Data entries
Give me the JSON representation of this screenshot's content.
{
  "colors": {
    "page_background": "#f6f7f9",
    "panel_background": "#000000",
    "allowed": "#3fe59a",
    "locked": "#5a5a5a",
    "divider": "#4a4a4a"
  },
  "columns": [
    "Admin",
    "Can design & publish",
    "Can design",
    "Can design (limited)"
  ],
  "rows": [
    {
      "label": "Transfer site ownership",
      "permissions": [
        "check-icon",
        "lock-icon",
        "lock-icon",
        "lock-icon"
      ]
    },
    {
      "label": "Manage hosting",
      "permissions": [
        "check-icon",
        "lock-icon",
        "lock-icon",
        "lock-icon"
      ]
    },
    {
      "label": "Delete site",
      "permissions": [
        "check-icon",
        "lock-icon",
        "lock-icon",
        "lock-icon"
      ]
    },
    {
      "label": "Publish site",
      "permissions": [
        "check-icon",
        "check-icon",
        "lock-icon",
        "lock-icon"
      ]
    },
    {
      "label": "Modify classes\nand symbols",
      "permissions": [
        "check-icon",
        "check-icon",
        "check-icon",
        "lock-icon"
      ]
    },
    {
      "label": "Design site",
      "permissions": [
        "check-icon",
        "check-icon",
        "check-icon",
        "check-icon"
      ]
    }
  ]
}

What you will do:
Recopy the entries above exactly, with every line included.

Worked answer:
Give me the JSON representation of this screenshot's content.
{
  "colors": {
    "page_background": "#f6f7f9",
    "panel_background": "#000000",
    "allowed": "#3fe59a",
    "locked": "#5a5a5a",
    "divider": "#4a4a4a"
  },
  "columns": [
    "Admin",
    "Can design & publish",
    "Can design",
    "Can design (limited)"
  ],
  "rows": [
    {
      "label": "Transfer site ownership",
      "permissions": [
        "check-icon",
        "lock-icon",
        "lock-icon",
        "lock-icon"
      ]
    },
    {
      "label": "Manage hosting",
      "permissions": [
        "check-icon",
        "lock-icon",
        "lock-icon",
        "lock-icon"
      ]
    },
    {
      "label": "Delete site",
      "permissions": [
        "check-icon",
        "lock-icon",
        "lock-icon",
        "lock-icon"
      ]
    },
    {
      "label": "Publish site",
      "permissions": [
        "check-icon",
        "check-icon",
        "lock-icon",
        "lock-icon"
      ]
    },
    {
      "label": "Modify classes\nand symbols",
      "permissions": [
        "check-icon",
        "check-icon",
        "check-icon",
        "lock-icon"
      ]
    },
    {
      "label": "Design site",
      "permissions": [
        "check-icon",
        "check-icon",
        "check-icon",
        "check-icon"
      ]
    }
  ]
}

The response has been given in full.